• _Task brief_
Without the pictures, copy the entries below word for word.

··········

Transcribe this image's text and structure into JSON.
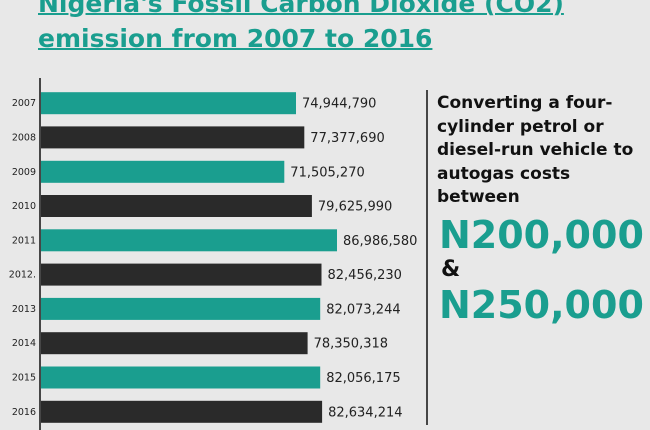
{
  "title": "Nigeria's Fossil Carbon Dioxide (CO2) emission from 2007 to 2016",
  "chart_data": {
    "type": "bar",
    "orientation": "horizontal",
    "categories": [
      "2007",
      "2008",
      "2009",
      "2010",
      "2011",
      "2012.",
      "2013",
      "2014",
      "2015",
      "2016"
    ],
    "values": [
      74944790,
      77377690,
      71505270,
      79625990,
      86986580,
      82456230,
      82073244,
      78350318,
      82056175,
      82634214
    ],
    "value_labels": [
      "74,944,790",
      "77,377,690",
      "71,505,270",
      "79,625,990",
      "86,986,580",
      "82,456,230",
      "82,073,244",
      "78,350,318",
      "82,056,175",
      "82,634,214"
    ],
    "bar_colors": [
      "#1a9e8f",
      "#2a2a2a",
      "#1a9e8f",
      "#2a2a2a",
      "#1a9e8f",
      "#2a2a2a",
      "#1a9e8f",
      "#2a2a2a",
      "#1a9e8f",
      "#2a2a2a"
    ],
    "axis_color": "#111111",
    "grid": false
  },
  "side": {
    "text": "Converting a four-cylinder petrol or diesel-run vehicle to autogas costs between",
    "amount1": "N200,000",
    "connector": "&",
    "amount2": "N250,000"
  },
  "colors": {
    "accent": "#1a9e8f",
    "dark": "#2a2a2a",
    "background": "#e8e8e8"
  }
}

··········

• _Finished answer_
Transcribe this image's text and structure into JSON.
{
  "title": "Nigeria's Fossil Carbon Dioxide (CO2) emission from 2007 to 2016",
  "chart_data": {
    "type": "bar",
    "orientation": "horizontal",
    "categories": [
      "2007",
      "2008",
      "2009",
      "2010",
      "2011",
      "2012.",
      "2013",
      "2014",
      "2015",
      "2016"
    ],
    "values": [
      74944790,
      77377690,
      71505270,
      79625990,
      86986580,
      82456230,
      82073244,
      78350318,
      82056175,
      82634214
    ],
    "value_labels": [
      "74,944,790",
      "77,377,690",
      "71,505,270",
      "79,625,990",
      "86,986,580",
      "82,456,230",
      "82,073,244",
      "78,350,318",
      "82,056,175",
      "82,634,214"
    ],
    "bar_colors": [
      "#1a9e8f",
      "#2a2a2a",
      "#1a9e8f",
      "#2a2a2a",
      "#1a9e8f",
      "#2a2a2a",
      "#1a9e8f",
      "#2a2a2a",
      "#1a9e8f",
      "#2a2a2a"
    ],
    "axis_color": "#111111",
    "grid": false
  },
  "side": {
    "text": "Converting a four-cylinder petrol or diesel-run vehicle to autogas costs between",
    "amount1": "N200,000",
    "connector": "&",
    "amount2": "N250,000"
  },
  "colors": {
    "accent": "#1a9e8f",
    "dark": "#2a2a2a",
    "background": "#e8e8e8"
  }
}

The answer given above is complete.